**TASK INSTRUCTIONS**. Report the number of lines in the entries below that include the word "screenshot", and nothing else.

**EXERCISE MATERIALS**.
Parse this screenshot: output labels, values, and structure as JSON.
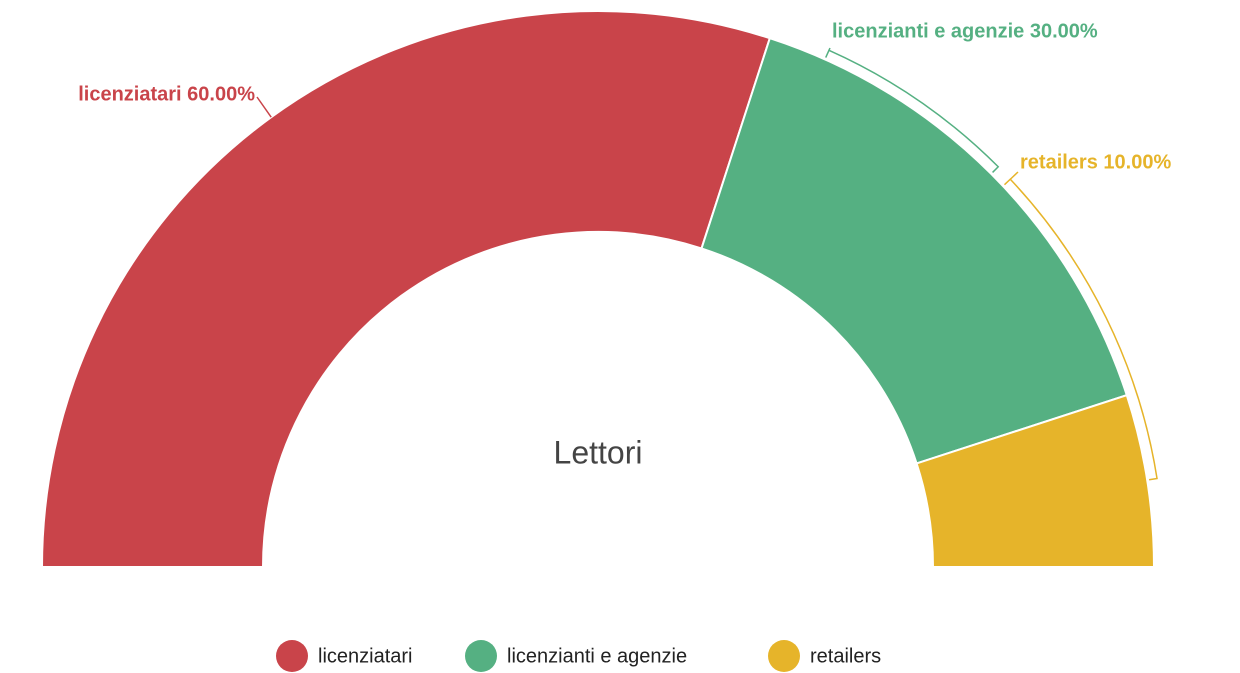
{
  "chart_data": {
    "type": "pie",
    "title": "Lettori",
    "categories": [
      "licenziatari",
      "licenziantі e agenzie",
      "retailers"
    ],
    "values": [
      60,
      30,
      10
    ],
    "value_labels": [
      "licenziatari 60.00%",
      "licenzianti e agenzie 30.00%",
      "retailers 10.00%"
    ],
    "colors": [
      "#c9444a",
      "#55b082",
      "#e6b42a"
    ],
    "legend": "bottom"
  }
}
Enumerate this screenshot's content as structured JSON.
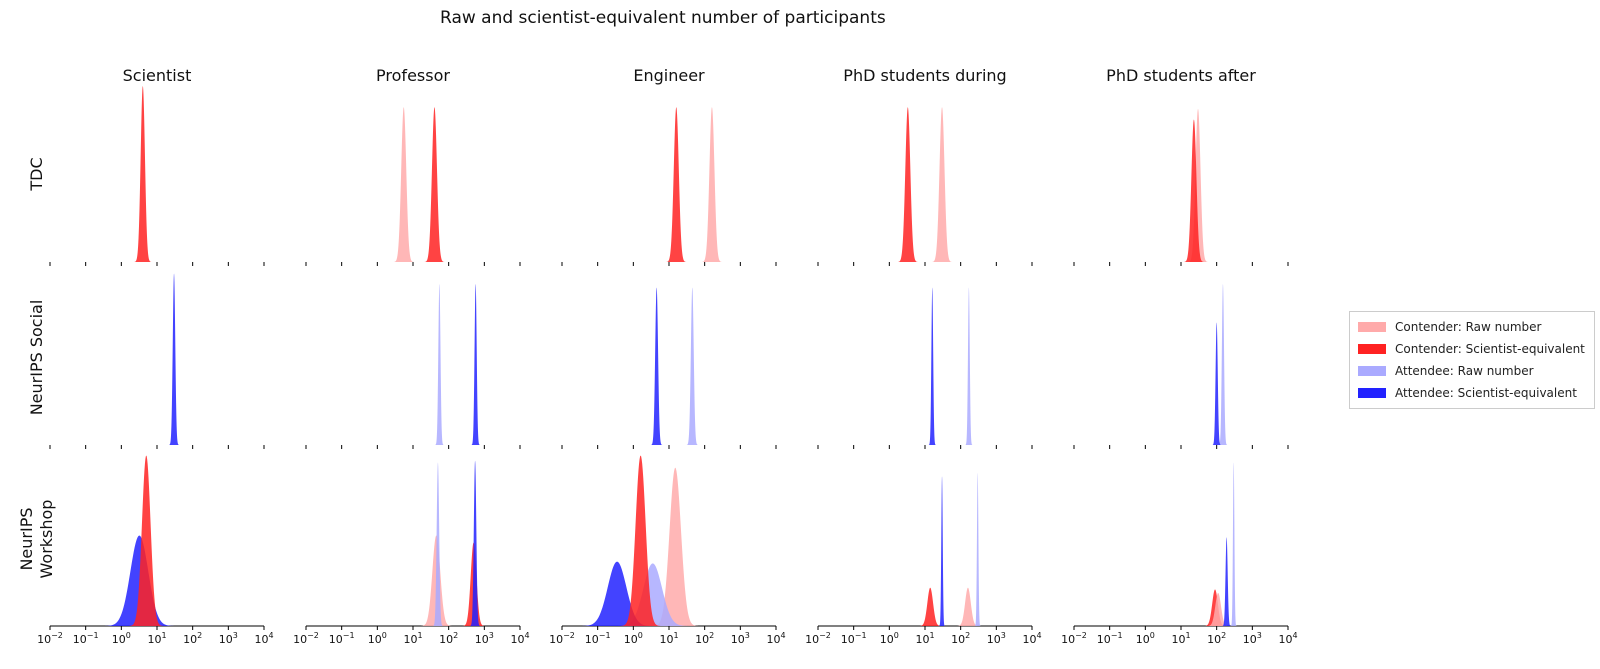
{
  "title": "Raw and scientist-equivalent number of participants",
  "colors": {
    "contender_raw": "#ffaaaa",
    "contender_sci": "#ff2222",
    "attendee_raw": "#aaaaff",
    "attendee_sci": "#2222ff"
  },
  "legend": [
    {
      "label": "Contender: Raw number",
      "color": "#ffaaaa"
    },
    {
      "label": "Contender: Scientist-equivalent",
      "color": "#ff2222"
    },
    {
      "label": "Attendee: Raw number",
      "color": "#aaaaff"
    },
    {
      "label": "Attendee: Scientist-equivalent",
      "color": "#2222ff"
    }
  ],
  "chart_data": {
    "type": "area",
    "x_scale": "log",
    "xlim": [
      0.01,
      10000
    ],
    "x_ticks": [
      0.01,
      0.1,
      1,
      10,
      100,
      1000,
      10000
    ],
    "x_tick_labels": [
      {
        "base": "10",
        "exp": "−2"
      },
      {
        "base": "10",
        "exp": "−1"
      },
      {
        "base": "10",
        "exp": "0"
      },
      {
        "base": "10",
        "exp": "1"
      },
      {
        "base": "10",
        "exp": "2"
      },
      {
        "base": "10",
        "exp": "3"
      },
      {
        "base": "10",
        "exp": "4"
      }
    ],
    "columns": [
      "Scientist",
      "Professor",
      "Engineer",
      "PhD students during",
      "PhD students after"
    ],
    "rows": [
      "TDC",
      "NeurIPS Social",
      "NeurIPS Workshop"
    ],
    "grid": false,
    "legend_position": "right",
    "panels": [
      {
        "row": 0,
        "col": 0,
        "curves": [
          {
            "series": "Contender: Scientist-equivalent",
            "mode": 4.0,
            "width": 0.06,
            "height": 1.0
          }
        ]
      },
      {
        "row": 0,
        "col": 1,
        "curves": [
          {
            "series": "Contender: Raw number",
            "mode": 5.5,
            "width": 0.07,
            "height": 0.88
          },
          {
            "series": "Contender: Scientist-equivalent",
            "mode": 40,
            "width": 0.07,
            "height": 0.88
          }
        ]
      },
      {
        "row": 0,
        "col": 2,
        "curves": [
          {
            "series": "Contender: Raw number",
            "mode": 160,
            "width": 0.07,
            "height": 0.88
          },
          {
            "series": "Contender: Scientist-equivalent",
            "mode": 16,
            "width": 0.07,
            "height": 0.88
          }
        ]
      },
      {
        "row": 0,
        "col": 3,
        "curves": [
          {
            "series": "Contender: Raw number",
            "mode": 30,
            "width": 0.07,
            "height": 0.88
          },
          {
            "series": "Contender: Scientist-equivalent",
            "mode": 3.3,
            "width": 0.07,
            "height": 0.88
          }
        ]
      },
      {
        "row": 0,
        "col": 4,
        "curves": [
          {
            "series": "Contender: Raw number",
            "mode": 30,
            "width": 0.07,
            "height": 0.87
          },
          {
            "series": "Contender: Scientist-equivalent",
            "mode": 23,
            "width": 0.07,
            "height": 0.81
          }
        ]
      },
      {
        "row": 1,
        "col": 0,
        "curves": [
          {
            "series": "Attendee: Scientist-equivalent",
            "mode": 30,
            "width": 0.035,
            "height": 0.98
          }
        ]
      },
      {
        "row": 1,
        "col": 1,
        "curves": [
          {
            "series": "Attendee: Raw number",
            "mode": 55,
            "width": 0.03,
            "height": 0.92
          },
          {
            "series": "Attendee: Scientist-equivalent",
            "mode": 570,
            "width": 0.03,
            "height": 0.92
          }
        ]
      },
      {
        "row": 1,
        "col": 2,
        "curves": [
          {
            "series": "Attendee: Raw number",
            "mode": 45,
            "width": 0.04,
            "height": 0.9
          },
          {
            "series": "Attendee: Scientist-equivalent",
            "mode": 4.5,
            "width": 0.04,
            "height": 0.9
          }
        ]
      },
      {
        "row": 1,
        "col": 3,
        "curves": [
          {
            "series": "Attendee: Raw number",
            "mode": 170,
            "width": 0.025,
            "height": 0.9
          },
          {
            "series": "Attendee: Scientist-equivalent",
            "mode": 16,
            "width": 0.025,
            "height": 0.9
          }
        ]
      },
      {
        "row": 1,
        "col": 4,
        "curves": [
          {
            "series": "Attendee: Raw number",
            "mode": 150,
            "width": 0.03,
            "height": 0.92
          },
          {
            "series": "Attendee: Scientist-equivalent",
            "mode": 100,
            "width": 0.03,
            "height": 0.7
          }
        ]
      },
      {
        "row": 2,
        "col": 0,
        "curves": [
          {
            "series": "Attendee: Scientist-equivalent",
            "mode": 3.2,
            "width": 0.25,
            "height": 0.52
          },
          {
            "series": "Contender: Scientist-equivalent",
            "mode": 5.0,
            "width": 0.12,
            "height": 0.98
          }
        ]
      },
      {
        "row": 2,
        "col": 1,
        "curves": [
          {
            "series": "Contender: Raw number",
            "mode": 45,
            "width": 0.11,
            "height": 0.52
          },
          {
            "series": "Contender: Scientist-equivalent",
            "mode": 500,
            "width": 0.08,
            "height": 0.48
          },
          {
            "series": "Attendee: Raw number",
            "mode": 50,
            "width": 0.035,
            "height": 0.94
          },
          {
            "series": "Attendee: Scientist-equivalent",
            "mode": 550,
            "width": 0.035,
            "height": 0.95
          }
        ]
      },
      {
        "row": 2,
        "col": 2,
        "curves": [
          {
            "series": "Contender: Raw number",
            "mode": 15,
            "width": 0.16,
            "height": 0.91
          },
          {
            "series": "Attendee: Raw number",
            "mode": 3.5,
            "width": 0.26,
            "height": 0.36
          },
          {
            "series": "Attendee: Scientist-equivalent",
            "mode": 0.35,
            "width": 0.26,
            "height": 0.37
          },
          {
            "series": "Contender: Scientist-equivalent",
            "mode": 1.6,
            "width": 0.14,
            "height": 0.98
          }
        ]
      },
      {
        "row": 2,
        "col": 3,
        "curves": [
          {
            "series": "Contender: Scientist-equivalent",
            "mode": 14,
            "width": 0.08,
            "height": 0.22
          },
          {
            "series": "Contender: Raw number",
            "mode": 160,
            "width": 0.08,
            "height": 0.22
          },
          {
            "series": "Attendee: Raw number",
            "mode": 300,
            "width": 0.02,
            "height": 0.88
          },
          {
            "series": "Attendee: Scientist-equivalent",
            "mode": 30,
            "width": 0.02,
            "height": 0.86
          }
        ]
      },
      {
        "row": 2,
        "col": 4,
        "curves": [
          {
            "series": "Contender: Scientist-equivalent",
            "mode": 90,
            "width": 0.08,
            "height": 0.21
          },
          {
            "series": "Contender: Raw number",
            "mode": 110,
            "width": 0.08,
            "height": 0.19
          },
          {
            "series": "Attendee: Scientist-equivalent",
            "mode": 190,
            "width": 0.03,
            "height": 0.51
          },
          {
            "series": "Attendee: Raw number",
            "mode": 300,
            "width": 0.02,
            "height": 0.94
          }
        ]
      }
    ]
  }
}
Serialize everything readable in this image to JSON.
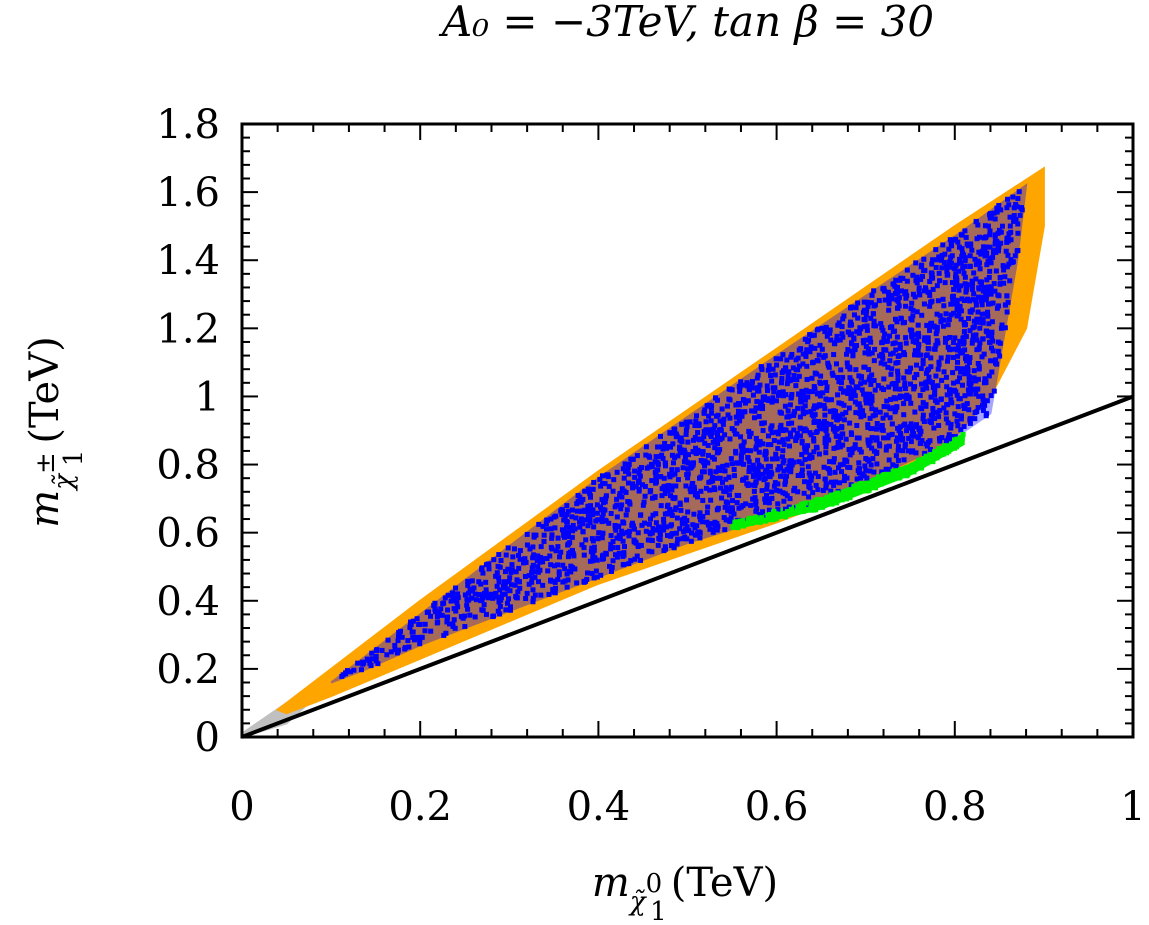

**WRITTEN ANSWER**. 2